Write the entries below out again exactly; any picture in them stays out.

****

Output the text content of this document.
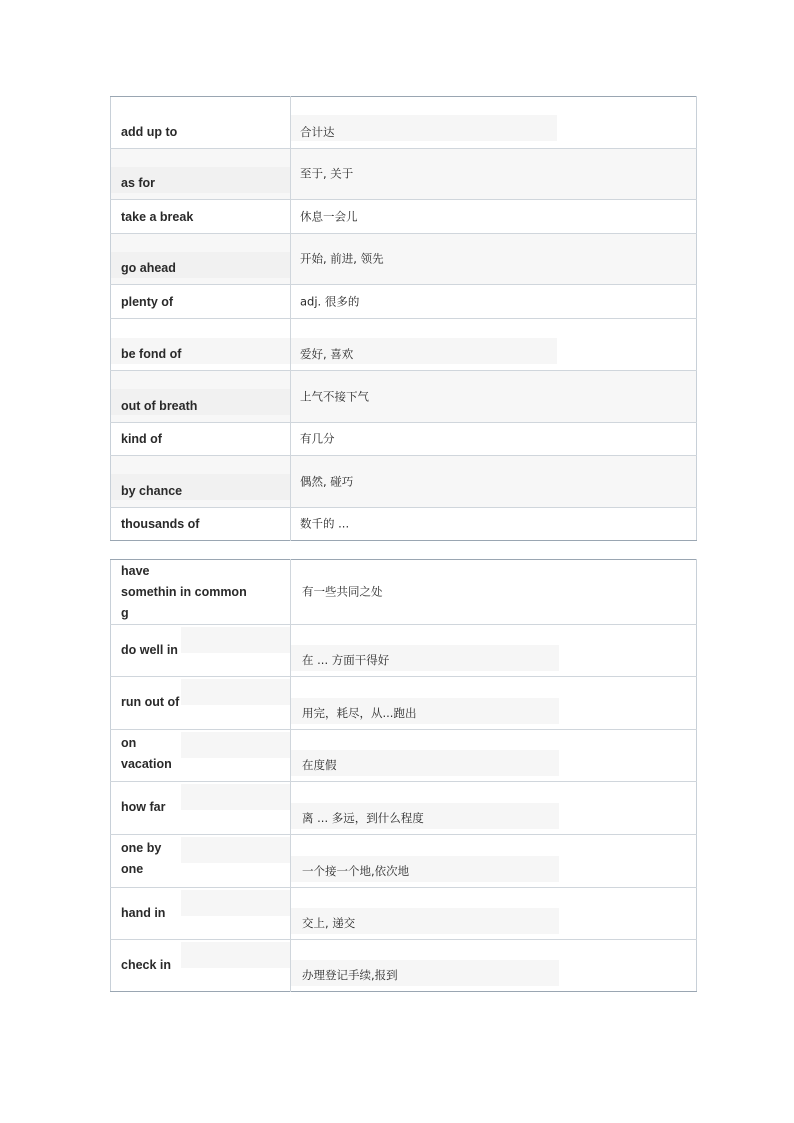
add up to	合计达

as for	至于, 关于

take a break	休息一会儿

go ahead	开始, 前进, 领先

plenty of	adj. 很多的

be fond of	爱好, 喜欢

out of breath	上气不接下气

kind of	有几分

by chance	偶然, 碰巧

thousands of	数千的 ...
have
somethin in common
g	有一些共同之处

do well in	在 ... 方面干得好

run out of	用完，耗尽，从...跑出

on
vacation	在度假

how far	离 ... 多远，到什么程度

one by
one	一个接一个地,依次地

hand in	交上, 递交

check in	办理登记手续,报到
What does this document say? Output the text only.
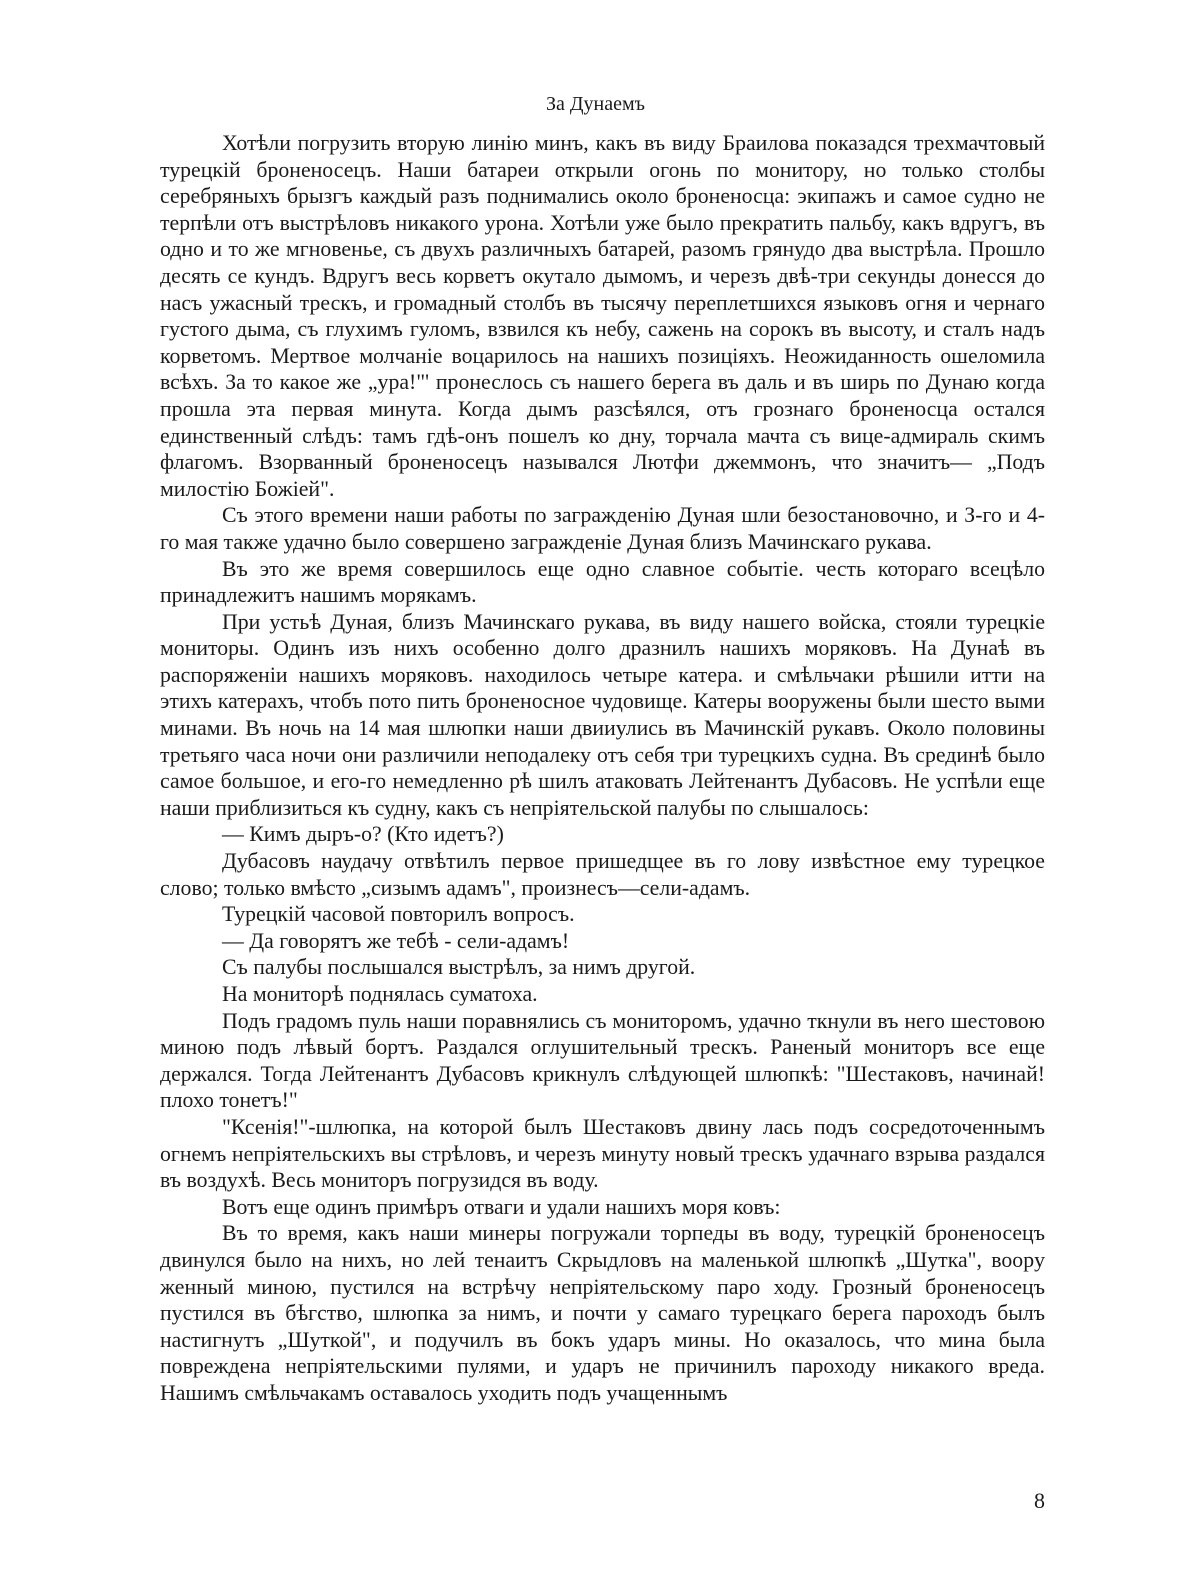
За Дунаемъ

Хотѣли погрузить вторую линію минъ, какъ въ виду Браилова показадся трехмачтовый турецкій броненосецъ. Наши батареи открыли огонь по монитору, но только столбы серебряныхъ брызгъ каждый разъ поднимались около броненосца: экипажъ и самое судно не терпѣли отъ выстрѣловъ никакого урона. Хотѣли уже было прекратить пальбу, какъ вдругъ, въ одно и то же мгновенье, съ двухъ различныхъ батарей, разомъ грянудо два выстрѣла. Прошло десять се кундъ. Вдругъ весь корветъ окутало дымомъ, и черезъ двѣ-три секунды донесся до насъ ужасный трескъ, и громадный столбъ въ тысячу переплетшихся языковъ огня и чернаго густого дыма, съ глухимъ гуломъ, взвился къ небу, сажень на сорокъ въ высоту, и сталъ надъ корветомъ. Мертвое молчаніе воцарилось на нашихъ позиціяхъ. Неожиданность ошеломила всѣхъ. За то какое же „ура!"' пронеслось съ нашего берега въ даль и въ ширь по Дунаю когда прошла эта первая минута. Когда дымъ разсѣялся, отъ грознаго броненосца остался единственный слѣдъ: тамъ гдѣ-онъ пошелъ ко дну, торчала мачта съ вице-адмираль скимъ флагомъ. Взорванный броненосецъ назывался Лютфи джеммонъ, что значитъ— „Подъ милостію Божіей".

Съ этого времени наши работы по загражденію Дуная шли безостановочно, и З-го и 4-го мая также удачно было совершено загражденіе Дуная близъ Мачинскагo рукава.

Въ это же время совершилось еще одно славное событіе. честь котораго всецѣло принадлежитъ нашимъ морякамъ.

При устьѣ Дуная, близъ Мачинскаго рукава, въ виду нашего войска, стояли турецкіе мониторы. Одинъ изъ нихъ особенно долго дразнилъ нашихъ моряковъ. На Дунаѣ въ распоряженіи нашихъ моряковъ. находилось четыре катера. и смѣльчаки рѣшили итти на этихъ катерахъ, чтобъ пото пить броненосное чудовище. Катеры вооружены были шесто выми минами. Въ ночь на 14 мая шлюпки наши двииулись въ Мачинскій рукавъ. Около половины третьяго часа ночи они различили неподалеку отъ себя три турецкихъ судна. Въ срединѣ было самое большое, и его-го немедленно рѣ шилъ атаковать Лейтенантъ Дубасовъ. Не успѣли еще наши приблизиться къ судну, какъ съ непріятельской палубы по слышалось:

— Кимъ дыръ-о? (Кто идетъ?)

Дубасовъ наудачу отвѣтилъ первое пришедщее въ го лову извѣстное ему турецкое слово; только вмѣсто „сизымъ адамъ", произнесъ—сели-адамъ.

Турецкій часовой повторилъ вопросъ.

— Да говорятъ же тебѣ - сели-адамъ!

Съ палубы послышался выстрѣлъ, за нимъ другой.

На мониторѣ поднялась суматоха.

Подъ градомъ пуль наши поравнялись съ мониторомъ, удачно ткнули въ него шестовою миною подъ лѣвый бортъ. Раздался оглушительный трескъ. Раненый мониторъ все еще держался. Тогда Лейтенантъ Дубасовъ крикнулъ слѣдующей шлюпкѣ: "Шестаковъ, начинай! плохо тонетъ!"

"Ксенія!"-шлюпка, на которой былъ Шестаковъ двину лась подъ сосредоточеннымъ огнемъ непріятельскихъ вы стрѣловъ, и черезъ минуту новый трескъ удачнаго взрыва раздался въ воздухѣ. Весь мониторъ погрузидся въ воду.

Вотъ еще одинъ примѣръ отваги и удали нашихъ моря ковъ:

Въ то время, какъ наши минеры погружали торпеды въ воду, турецкій броненосецъ двинулся было на нихъ, но лей тенаитъ Скрыдловъ на маленькой шлюпкѣ „Шутка", вооpу женный миною, пустился на встрѣчу непріятельскому паро ходу. Грозный броненосецъ пустился въ бѣгство, шлюпка за нимъ, и почти у самаго турецкаго берега пароходъ былъ настигнутъ „Шуткой", и подучилъ въ бокъ ударъ мины. Но оказалось, что мина была повреждена непріятельскими пулями, и ударъ не причинилъ пароходу никакого вреда. Нашимъ смѣльчакамъ оставалось уходить подъ учащеннымъ

8
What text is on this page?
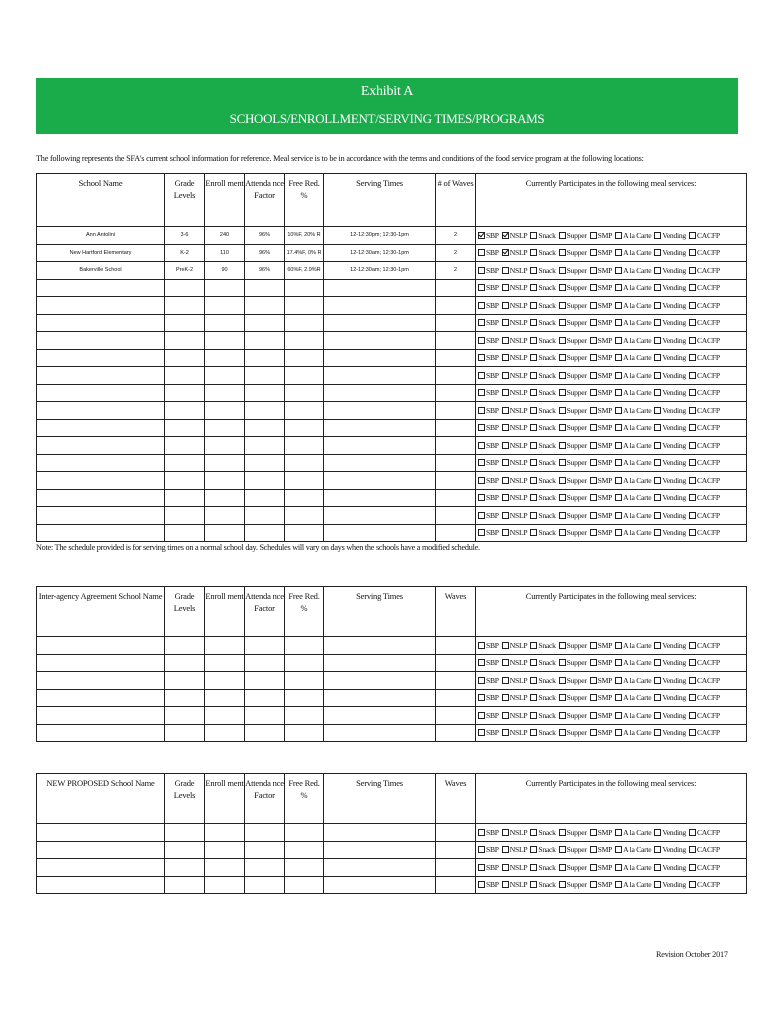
Exhibit A
SCHOOLS/ENROLLMENT/SERVING TIMES/PROGRAMS
The following represents the SFA's current school information for reference. Meal service is to be in accordance with the terms and conditions of the food service program at the following locations:
School Name	Grade Levels	Enroll ment	Attenda nce Factor	Free Red. %	Serving Times	# of Waves	Currently Participates in the following meal services:
Ann Antolini	3-6	240	96%	10%F, 20% R	12-12:30pm; 12:30-1pm	2	SBP NSLP Snack Supper SMP A la Carte Vending CACFP
New Hartford Elementary	K-2	110	96%	17.4%F, 0% R	12-12:30am; 12:30-1pm	2	SBP NSLP Snack Supper SMP A la Carte Vending CACFP
Bakerville School	PreK-2	90	96%	60%F, 2.9%R	12-12:30am; 12:30-1pm	2	SBP NSLP Snack Supper SMP A la Carte Vending CACFP
							SBP NSLP Snack Supper SMP A la Carte Vending CACFP
							SBP NSLP Snack Supper SMP A la Carte Vending CACFP
							SBP NSLP Snack Supper SMP A la Carte Vending CACFP
							SBP NSLP Snack Supper SMP A la Carte Vending CACFP
							SBP NSLP Snack Supper SMP A la Carte Vending CACFP
							SBP NSLP Snack Supper SMP A la Carte Vending CACFP
							SBP NSLP Snack Supper SMP A la Carte Vending CACFP
							SBP NSLP Snack Supper SMP A la Carte Vending CACFP
							SBP NSLP Snack Supper SMP A la Carte Vending CACFP
							SBP NSLP Snack Supper SMP A la Carte Vending CACFP
							SBP NSLP Snack Supper SMP A la Carte Vending CACFP
							SBP NSLP Snack Supper SMP A la Carte Vending CACFP
							SBP NSLP Snack Supper SMP A la Carte Vending CACFP
							SBP NSLP Snack Supper SMP A la Carte Vending CACFP
							SBP NSLP Snack Supper SMP A la Carte Vending CACFP
Note: The schedule provided is for serving times on a normal school day. Schedules will vary on days when the schools have a modified schedule.
Inter-agency Agreement School Name	Grade Levels	Enroll ment	Attenda nce Factor	Free Red. %	Serving Times	Waves	Currently Participates in the following meal services:
							SBP NSLP Snack Supper SMP A la Carte Vending CACFP
							SBP NSLP Snack Supper SMP A la Carte Vending CACFP
							SBP NSLP Snack Supper SMP A la Carte Vending CACFP
							SBP NSLP Snack Supper SMP A la Carte Vending CACFP
							SBP NSLP Snack Supper SMP A la Carte Vending CACFP
							SBP NSLP Snack Supper SMP A la Carte Vending CACFP
NEW PROPOSED School Name	Grade Levels	Enroll ment	Attenda nce Factor	Free Red. %	Serving Times	Waves	Currently Participates in the following meal services:
							SBP NSLP Snack Supper SMP A la Carte Vending CACFP
							SBP NSLP Snack Supper SMP A la Carte Vending CACFP
							SBP NSLP Snack Supper SMP A la Carte Vending CACFP
							SBP NSLP Snack Supper SMP A la Carte Vending CACFP
Revision October 2017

****

● **RESPONSE BELOW**:
Output the text content of this document.
add up to	合计达

as for	至于, 关于

take a break	休息一会儿

go ahead	开始, 前进, 领先

plenty of	adj. 很多的

be fond of	爱好, 喜欢

out of breath	上气不接下气

kind of	有几分

by chance	偶然, 碰巧

thousands of	数千的 ...
have
somethin in common
g	有一些共同之处

do well in	在 ... 方面干得好

run out of	用完，耗尽，从...跑出

on
vacation	在度假

how far	离 ... 多远，到什么程度

one by
one	一个接一个地,依次地

hand in	交上, 递交

check in	办理登记手续,报到
What does this document say? Output the text only.
За Дунаемъ

Хотѣли погрузить вторую линію минъ, какъ въ виду Браилова показадся трехмачтовый турецкій броненосецъ. Наши батареи открыли огонь по монитору, но только столбы серебряныхъ брызгъ каждый разъ поднимались около броненосца: экипажъ и самое судно не терпѣли отъ выстрѣловъ никакого урона. Хотѣли уже было прекратить пальбу, какъ вдругъ, въ одно и то же мгновенье, съ двухъ различныхъ батарей, разомъ грянудо два выстрѣла. Прошло десять се кундъ. Вдругъ весь корветъ окутало дымомъ, и черезъ двѣ-три секунды донесся до насъ ужасный трескъ, и громадный столбъ въ тысячу переплетшихся языковъ огня и чернаго густого дыма, съ глухимъ гуломъ, взвился къ небу, сажень на сорокъ въ высоту, и сталъ надъ корветомъ. Мертвое молчаніе воцарилось на нашихъ позиціяхъ. Неожиданность ошеломила всѣхъ. За то какое же „ура!"' пронеслось съ нашего берега въ даль и въ ширь по Дунаю когда прошла эта первая минута. Когда дымъ разсѣялся, отъ грознаго броненосца остался единственный слѣдъ: тамъ гдѣ-онъ пошелъ ко дну, торчала мачта съ вице-адмираль скимъ флагомъ. Взорванный броненосецъ назывался Лютфи джеммонъ, что значитъ— „Подъ милостію Божіей".

Съ этого времени наши работы по загражденію Дуная шли безостановочно, и З-го и 4-го мая также удачно было совершено загражденіе Дуная близъ Мачинскагo рукава.

Въ это же время совершилось еще одно славное событіе. честь котораго всецѣло принадлежитъ нашимъ морякамъ.

При устьѣ Дуная, близъ Мачинскаго рукава, въ виду нашего войска, стояли турецкіе мониторы. Одинъ изъ нихъ особенно долго дразнилъ нашихъ моряковъ. На Дунаѣ въ распоряженіи нашихъ моряковъ. находилось четыре катера. и смѣльчаки рѣшили итти на этихъ катерахъ, чтобъ пото пить броненосное чудовище. Катеры вооружены были шесто выми минами. Въ ночь на 14 мая шлюпки наши двииулись въ Мачинскій рукавъ. Около половины третьяго часа ночи они различили неподалеку отъ себя три турецкихъ судна. Въ срединѣ было самое большое, и его-го немедленно рѣ шилъ атаковать Лейтенантъ Дубасовъ. Не успѣли еще наши приблизиться къ судну, какъ съ непріятельской палубы по слышалось:

— Кимъ дыръ-о? (Кто идетъ?)

Дубасовъ наудачу отвѣтилъ первое пришедщее въ го лову извѣстное ему турецкое слово; только вмѣсто „сизымъ адамъ", произнесъ—сели-адамъ.

Турецкій часовой повторилъ вопросъ.

— Да говорятъ же тебѣ - сели-адамъ!

Съ палубы послышался выстрѣлъ, за нимъ другой.

На мониторѣ поднялась суматоха.

Подъ градомъ пуль наши поравнялись съ мониторомъ, удачно ткнули въ него шестовою миною подъ лѣвый бортъ. Раздался оглушительный трескъ. Раненый мониторъ все еще держался. Тогда Лейтенантъ Дубасовъ крикнулъ слѣдующей шлюпкѣ: "Шестаковъ, начинай! плохо тонетъ!"

"Ксенія!"-шлюпка, на которой былъ Шестаковъ двину лась подъ сосредоточеннымъ огнемъ непріятельскихъ вы стрѣловъ, и черезъ минуту новый трескъ удачнаго взрыва раздался въ воздухѣ. Весь мониторъ погрузидся въ воду.

Вотъ еще одинъ примѣръ отваги и удали нашихъ моря ковъ:

Въ то время, какъ наши минеры погружали торпеды въ воду, турецкій броненосецъ двинулся было на нихъ, но лей тенаитъ Скрыдловъ на маленькой шлюпкѣ „Шутка", вооpу женный миною, пустился на встрѣчу непріятельскому паро ходу. Грозный броненосецъ пустился въ бѣгство, шлюпка за нимъ, и почти у самаго турецкаго берега пароходъ былъ настигнутъ „Шуткой", и подучилъ въ бокъ ударъ мины. Но оказалось, что мина была повреждена непріятельскими пулями, и ударъ не причинилъ пароходу никакого вреда. Нашимъ смѣльчакамъ оставалось уходить подъ учащеннымъ

8
What text is on this page?
Exhibit A
SCHOOLS/ENROLLMENT/SERVING TIMES/PROGRAMS
The following represents the SFA's current school information for reference. Meal service is to be in accordance with the terms and conditions of the food service program at the following locations:
School Name	Grade Levels	Enroll ment	Attenda nce Factor	Free Red. %	Serving Times	# of Waves	Currently Participates in the following meal services:
Ann Antolini	3-6	240	96%	10%F, 20% R	12-12:30pm; 12:30-1pm	2	SBP NSLP Snack Supper SMP A la Carte Vending CACFP
New Hartford Elementary	K-2	110	96%	17.4%F, 0% R	12-12:30am; 12:30-1pm	2	SBP NSLP Snack Supper SMP A la Carte Vending CACFP
Bakerville School	PreK-2	90	96%	60%F, 2.9%R	12-12:30am; 12:30-1pm	2	SBP NSLP Snack Supper SMP A la Carte Vending CACFP
							SBP NSLP Snack Supper SMP A la Carte Vending CACFP
							SBP NSLP Snack Supper SMP A la Carte Vending CACFP
							SBP NSLP Snack Supper SMP A la Carte Vending CACFP
							SBP NSLP Snack Supper SMP A la Carte Vending CACFP
							SBP NSLP Snack Supper SMP A la Carte Vending CACFP
							SBP NSLP Snack Supper SMP A la Carte Vending CACFP
							SBP NSLP Snack Supper SMP A la Carte Vending CACFP
							SBP NSLP Snack Supper SMP A la Carte Vending CACFP
							SBP NSLP Snack Supper SMP A la Carte Vending CACFP
							SBP NSLP Snack Supper SMP A la Carte Vending CACFP
							SBP NSLP Snack Supper SMP A la Carte Vending CACFP
							SBP NSLP Snack Supper SMP A la Carte Vending CACFP
							SBP NSLP Snack Supper SMP A la Carte Vending CACFP
							SBP NSLP Snack Supper SMP A la Carte Vending CACFP
							SBP NSLP Snack Supper SMP A la Carte Vending CACFP
Note: The schedule provided is for serving times on a normal school day. Schedules will vary on days when the schools have a modified schedule.
Inter-agency Agreement School Name	Grade Levels	Enroll ment	Attenda nce Factor	Free Red. %	Serving Times	Waves	Currently Participates in the following meal services:
							SBP NSLP Snack Supper SMP A la Carte Vending CACFP
							SBP NSLP Snack Supper SMP A la Carte Vending CACFP
							SBP NSLP Snack Supper SMP A la Carte Vending CACFP
							SBP NSLP Snack Supper SMP A la Carte Vending CACFP
							SBP NSLP Snack Supper SMP A la Carte Vending CACFP
							SBP NSLP Snack Supper SMP A la Carte Vending CACFP
NEW PROPOSED School Name	Grade Levels	Enroll ment	Attenda nce Factor	Free Red. %	Serving Times	Waves	Currently Participates in the following meal services:
							SBP NSLP Snack Supper SMP A la Carte Vending CACFP
							SBP NSLP Snack Supper SMP A la Carte Vending CACFP
							SBP NSLP Snack Supper SMP A la Carte Vending CACFP
							SBP NSLP Snack Supper SMP A la Carte Vending CACFP
Revision October 2017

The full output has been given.